* Raw records:
::::::

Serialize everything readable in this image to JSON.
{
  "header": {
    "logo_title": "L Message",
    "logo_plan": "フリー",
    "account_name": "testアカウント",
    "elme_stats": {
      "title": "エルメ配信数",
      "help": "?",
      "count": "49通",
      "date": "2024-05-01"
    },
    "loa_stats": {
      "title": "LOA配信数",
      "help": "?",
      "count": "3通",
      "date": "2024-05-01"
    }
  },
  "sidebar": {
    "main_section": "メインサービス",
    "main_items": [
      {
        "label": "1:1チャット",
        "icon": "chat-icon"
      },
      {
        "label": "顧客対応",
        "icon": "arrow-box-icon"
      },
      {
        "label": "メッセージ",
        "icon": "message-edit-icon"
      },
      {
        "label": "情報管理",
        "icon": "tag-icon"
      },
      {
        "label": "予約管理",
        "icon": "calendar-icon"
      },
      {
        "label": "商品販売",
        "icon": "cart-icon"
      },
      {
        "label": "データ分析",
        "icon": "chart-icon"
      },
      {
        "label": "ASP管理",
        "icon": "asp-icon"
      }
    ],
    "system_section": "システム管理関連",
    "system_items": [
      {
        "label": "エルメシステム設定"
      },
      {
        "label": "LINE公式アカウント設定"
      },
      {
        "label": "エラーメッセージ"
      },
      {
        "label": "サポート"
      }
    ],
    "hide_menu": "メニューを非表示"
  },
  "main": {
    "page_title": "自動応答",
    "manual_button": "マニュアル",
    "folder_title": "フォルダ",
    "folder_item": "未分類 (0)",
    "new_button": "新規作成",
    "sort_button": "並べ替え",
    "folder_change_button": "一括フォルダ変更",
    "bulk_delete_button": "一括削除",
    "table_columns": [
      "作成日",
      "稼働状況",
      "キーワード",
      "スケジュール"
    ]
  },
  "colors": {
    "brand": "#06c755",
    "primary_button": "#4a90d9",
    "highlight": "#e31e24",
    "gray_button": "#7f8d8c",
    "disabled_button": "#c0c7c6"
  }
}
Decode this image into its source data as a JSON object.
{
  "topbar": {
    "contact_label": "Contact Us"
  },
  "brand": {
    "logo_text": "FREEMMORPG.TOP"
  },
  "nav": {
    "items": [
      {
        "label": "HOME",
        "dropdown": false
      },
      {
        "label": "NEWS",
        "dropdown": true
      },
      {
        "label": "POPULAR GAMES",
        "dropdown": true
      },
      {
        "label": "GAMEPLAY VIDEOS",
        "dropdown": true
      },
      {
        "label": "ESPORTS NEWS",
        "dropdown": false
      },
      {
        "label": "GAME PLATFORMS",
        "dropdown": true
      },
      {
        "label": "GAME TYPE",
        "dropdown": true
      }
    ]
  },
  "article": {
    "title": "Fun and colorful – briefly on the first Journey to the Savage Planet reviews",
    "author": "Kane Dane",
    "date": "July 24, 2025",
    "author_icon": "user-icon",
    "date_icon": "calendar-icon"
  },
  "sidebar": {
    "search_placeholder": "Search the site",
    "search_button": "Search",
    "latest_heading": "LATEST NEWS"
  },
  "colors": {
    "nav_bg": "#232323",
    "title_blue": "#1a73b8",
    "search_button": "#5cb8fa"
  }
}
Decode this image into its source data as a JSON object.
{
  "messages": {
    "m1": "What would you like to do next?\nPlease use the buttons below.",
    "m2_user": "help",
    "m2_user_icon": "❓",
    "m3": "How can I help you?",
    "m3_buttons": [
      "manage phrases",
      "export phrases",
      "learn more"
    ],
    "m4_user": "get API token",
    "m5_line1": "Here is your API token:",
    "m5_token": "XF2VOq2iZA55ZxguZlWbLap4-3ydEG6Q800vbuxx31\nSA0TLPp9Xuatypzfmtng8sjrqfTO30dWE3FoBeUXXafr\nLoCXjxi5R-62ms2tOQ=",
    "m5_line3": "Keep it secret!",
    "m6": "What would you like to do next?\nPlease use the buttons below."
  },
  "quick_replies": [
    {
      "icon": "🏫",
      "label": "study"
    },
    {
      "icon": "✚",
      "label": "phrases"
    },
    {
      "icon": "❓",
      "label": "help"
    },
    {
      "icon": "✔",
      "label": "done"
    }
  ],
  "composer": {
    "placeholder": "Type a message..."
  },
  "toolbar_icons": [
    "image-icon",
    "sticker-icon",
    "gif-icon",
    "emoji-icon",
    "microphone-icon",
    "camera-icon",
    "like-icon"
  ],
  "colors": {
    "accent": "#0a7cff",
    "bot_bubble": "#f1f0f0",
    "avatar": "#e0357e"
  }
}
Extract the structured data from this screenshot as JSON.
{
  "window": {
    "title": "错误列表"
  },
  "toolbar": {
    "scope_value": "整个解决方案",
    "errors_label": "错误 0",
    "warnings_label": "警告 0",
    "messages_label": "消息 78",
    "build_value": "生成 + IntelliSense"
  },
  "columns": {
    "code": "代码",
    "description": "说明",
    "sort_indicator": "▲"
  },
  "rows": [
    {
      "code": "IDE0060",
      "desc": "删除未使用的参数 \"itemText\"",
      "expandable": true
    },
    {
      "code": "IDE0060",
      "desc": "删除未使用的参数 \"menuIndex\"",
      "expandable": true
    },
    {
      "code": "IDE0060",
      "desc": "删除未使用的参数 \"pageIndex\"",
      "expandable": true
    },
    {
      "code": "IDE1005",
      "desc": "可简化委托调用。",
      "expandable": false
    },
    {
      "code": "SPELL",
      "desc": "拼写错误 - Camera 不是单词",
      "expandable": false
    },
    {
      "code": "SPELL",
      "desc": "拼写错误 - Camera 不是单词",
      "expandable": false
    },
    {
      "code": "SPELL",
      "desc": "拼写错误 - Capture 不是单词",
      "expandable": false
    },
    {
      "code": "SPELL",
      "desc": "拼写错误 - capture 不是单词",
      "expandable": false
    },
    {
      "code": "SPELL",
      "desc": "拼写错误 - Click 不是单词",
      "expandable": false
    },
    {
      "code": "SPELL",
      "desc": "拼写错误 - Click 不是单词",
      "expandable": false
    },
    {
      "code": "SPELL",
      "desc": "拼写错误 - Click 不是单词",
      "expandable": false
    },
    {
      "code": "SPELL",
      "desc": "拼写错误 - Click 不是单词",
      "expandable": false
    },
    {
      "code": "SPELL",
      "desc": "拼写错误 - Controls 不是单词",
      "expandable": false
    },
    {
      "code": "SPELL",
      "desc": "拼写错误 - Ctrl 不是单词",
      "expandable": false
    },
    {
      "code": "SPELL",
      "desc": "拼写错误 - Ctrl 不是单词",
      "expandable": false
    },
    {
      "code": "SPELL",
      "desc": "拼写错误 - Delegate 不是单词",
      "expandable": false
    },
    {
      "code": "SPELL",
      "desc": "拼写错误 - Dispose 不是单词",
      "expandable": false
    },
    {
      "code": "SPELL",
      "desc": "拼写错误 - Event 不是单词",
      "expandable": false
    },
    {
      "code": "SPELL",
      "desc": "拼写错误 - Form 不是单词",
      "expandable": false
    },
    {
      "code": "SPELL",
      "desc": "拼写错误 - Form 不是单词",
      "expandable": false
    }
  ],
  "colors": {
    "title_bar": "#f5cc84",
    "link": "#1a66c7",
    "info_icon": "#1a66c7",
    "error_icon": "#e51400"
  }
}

::::::

* REQUIREMENT: Give the material above again, word for word.

* THE RESULT:
Serialize everything readable in this image to JSON.
{
  "header": {
    "logo_title": "L Message",
    "logo_plan": "フリー",
    "account_name": "testアカウント",
    "elme_stats": {
      "title": "エルメ配信数",
      "help": "?",
      "count": "49通",
      "date": "2024-05-01"
    },
    "loa_stats": {
      "title": "LOA配信数",
      "help": "?",
      "count": "3通",
      "date": "2024-05-01"
    }
  },
  "sidebar": {
    "main_section": "メインサービス",
    "main_items": [
      {
        "label": "1:1チャット",
        "icon": "chat-icon"
      },
      {
        "label": "顧客対応",
        "icon": "arrow-box-icon"
      },
      {
        "label": "メッセージ",
        "icon": "message-edit-icon"
      },
      {
        "label": "情報管理",
        "icon": "tag-icon"
      },
      {
        "label": "予約管理",
        "icon": "calendar-icon"
      },
      {
        "label": "商品販売",
        "icon": "cart-icon"
      },
      {
        "label": "データ分析",
        "icon": "chart-icon"
      },
      {
        "label": "ASP管理",
        "icon": "asp-icon"
      }
    ],
    "system_section": "システム管理関連",
    "system_items": [
      {
        "label": "エルメシステム設定"
      },
      {
        "label": "LINE公式アカウント設定"
      },
      {
        "label": "エラーメッセージ"
      },
      {
        "label": "サポート"
      }
    ],
    "hide_menu": "メニューを非表示"
  },
  "main": {
    "page_title": "自動応答",
    "manual_button": "マニュアル",
    "folder_title": "フォルダ",
    "folder_item": "未分類 (0)",
    "new_button": "新規作成",
    "sort_button": "並べ替え",
    "folder_change_button": "一括フォルダ変更",
    "bulk_delete_button": "一括削除",
    "table_columns": [
      "作成日",
      "稼働状況",
      "キーワード",
      "スケジュール"
    ]
  },
  "colors": {
    "brand": "#06c755",
    "primary_button": "#4a90d9",
    "highlight": "#e31e24",
    "gray_button": "#7f8d8c",
    "disabled_button": "#c0c7c6"
  }
}
Decode this image into its source data as a JSON object.
{
  "topbar": {
    "contact_label": "Contact Us"
  },
  "brand": {
    "logo_text": "FREEMMORPG.TOP"
  },
  "nav": {
    "items": [
      {
        "label": "HOME",
        "dropdown": false
      },
      {
        "label": "NEWS",
        "dropdown": true
      },
      {
        "label": "POPULAR GAMES",
        "dropdown": true
      },
      {
        "label": "GAMEPLAY VIDEOS",
        "dropdown": true
      },
      {
        "label": "ESPORTS NEWS",
        "dropdown": false
      },
      {
        "label": "GAME PLATFORMS",
        "dropdown": true
      },
      {
        "label": "GAME TYPE",
        "dropdown": true
      }
    ]
  },
  "article": {
    "title": "Fun and colorful – briefly on the first Journey to the Savage Planet reviews",
    "author": "Kane Dane",
    "date": "July 24, 2025",
    "author_icon": "user-icon",
    "date_icon": "calendar-icon"
  },
  "sidebar": {
    "search_placeholder": "Search the site",
    "search_button": "Search",
    "latest_heading": "LATEST NEWS"
  },
  "colors": {
    "nav_bg": "#232323",
    "title_blue": "#1a73b8",
    "search_button": "#5cb8fa"
  }
}
Decode this image into its source data as a JSON object.
{
  "messages": {
    "m1": "What would you like to do next?\nPlease use the buttons below.",
    "m2_user": "help",
    "m2_user_icon": "❓",
    "m3": "How can I help you?",
    "m3_buttons": [
      "manage phrases",
      "export phrases",
      "learn more"
    ],
    "m4_user": "get API token",
    "m5_line1": "Here is your API token:",
    "m5_token": "XF2VOq2iZA55ZxguZlWbLap4-3ydEG6Q800vbuxx31\nSA0TLPp9Xuatypzfmtng8sjrqfTO30dWE3FoBeUXXafr\nLoCXjxi5R-62ms2tOQ=",
    "m5_line3": "Keep it secret!",
    "m6": "What would you like to do next?\nPlease use the buttons below."
  },
  "quick_replies": [
    {
      "icon": "🏫",
      "label": "study"
    },
    {
      "icon": "✚",
      "label": "phrases"
    },
    {
      "icon": "❓",
      "label": "help"
    },
    {
      "icon": "✔",
      "label": "done"
    }
  ],
  "composer": {
    "placeholder": "Type a message..."
  },
  "toolbar_icons": [
    "image-icon",
    "sticker-icon",
    "gif-icon",
    "emoji-icon",
    "microphone-icon",
    "camera-icon",
    "like-icon"
  ],
  "colors": {
    "accent": "#0a7cff",
    "bot_bubble": "#f1f0f0",
    "avatar": "#e0357e"
  }
}
Extract the structured data from this screenshot as JSON.
{
  "window": {
    "title": "错误列表"
  },
  "toolbar": {
    "scope_value": "整个解决方案",
    "errors_label": "错误 0",
    "warnings_label": "警告 0",
    "messages_label": "消息 78",
    "build_value": "生成 + IntelliSense"
  },
  "columns": {
    "code": "代码",
    "description": "说明",
    "sort_indicator": "▲"
  },
  "rows": [
    {
      "code": "IDE0060",
      "desc": "删除未使用的参数 \"itemText\"",
      "expandable": true
    },
    {
      "code": "IDE0060",
      "desc": "删除未使用的参数 \"menuIndex\"",
      "expandable": true
    },
    {
      "code": "IDE0060",
      "desc": "删除未使用的参数 \"pageIndex\"",
      "expandable": true
    },
    {
      "code": "IDE1005",
      "desc": "可简化委托调用。",
      "expandable": false
    },
    {
      "code": "SPELL",
      "desc": "拼写错误 - Camera 不是单词",
      "expandable": false
    },
    {
      "code": "SPELL",
      "desc": "拼写错误 - Camera 不是单词",
      "expandable": false
    },
    {
      "code": "SPELL",
      "desc": "拼写错误 - Capture 不是单词",
      "expandable": false
    },
    {
      "code": "SPELL",
      "desc": "拼写错误 - capture 不是单词",
      "expandable": false
    },
    {
      "code": "SPELL",
      "desc": "拼写错误 - Click 不是单词",
      "expandable": false
    },
    {
      "code": "SPELL",
      "desc": "拼写错误 - Click 不是单词",
      "expandable": false
    },
    {
      "code": "SPELL",
      "desc": "拼写错误 - Click 不是单词",
      "expandable": false
    },
    {
      "code": "SPELL",
      "desc": "拼写错误 - Click 不是单词",
      "expandable": false
    },
    {
      "code": "SPELL",
      "desc": "拼写错误 - Controls 不是单词",
      "expandable": false
    },
    {
      "code": "SPELL",
      "desc": "拼写错误 - Ctrl 不是单词",
      "expandable": false
    },
    {
      "code": "SPELL",
      "desc": "拼写错误 - Ctrl 不是单词",
      "expandable": false
    },
    {
      "code": "SPELL",
      "desc": "拼写错误 - Delegate 不是单词",
      "expandable": false
    },
    {
      "code": "SPELL",
      "desc": "拼写错误 - Dispose 不是单词",
      "expandable": false
    },
    {
      "code": "SPELL",
      "desc": "拼写错误 - Event 不是单词",
      "expandable": false
    },
    {
      "code": "SPELL",
      "desc": "拼写错误 - Form 不是单词",
      "expandable": false
    },
    {
      "code": "SPELL",
      "desc": "拼写错误 - Form 不是单词",
      "expandable": false
    }
  ],
  "colors": {
    "title_bar": "#f5cc84",
    "link": "#1a66c7",
    "info_icon": "#1a66c7",
    "error_icon": "#e51400"
  }
}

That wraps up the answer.